SHORT EXERCISE | Provide the data again in its entirety, exactly as given.

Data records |
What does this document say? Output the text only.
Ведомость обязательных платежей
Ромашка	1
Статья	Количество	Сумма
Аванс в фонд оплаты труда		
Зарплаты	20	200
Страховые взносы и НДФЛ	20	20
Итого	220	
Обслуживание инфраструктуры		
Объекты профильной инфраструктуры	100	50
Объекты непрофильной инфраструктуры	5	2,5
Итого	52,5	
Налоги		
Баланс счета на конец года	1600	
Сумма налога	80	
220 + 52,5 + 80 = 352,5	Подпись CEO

ANSWER TO THIS EXERCISE |
What does this document say? Output the text only.
Ведомость обязательных платежей
Ромашка	1
Статья	Количество	Сумма
Аванс в фонд оплаты труда		
Зарплаты	20	200
Страховые взносы и НДФЛ	20	20
Итого	220	
Обслуживание инфраструктуры		
Объекты профильной инфраструктуры	100	50
Объекты непрофильной инфраструктуры	5	2,5
Итого	52,5	
Налоги		
Баланс счета на конец года	1600	
Сумма налога	80	
220 + 52,5 + 80 = 352,5	Подпись CEO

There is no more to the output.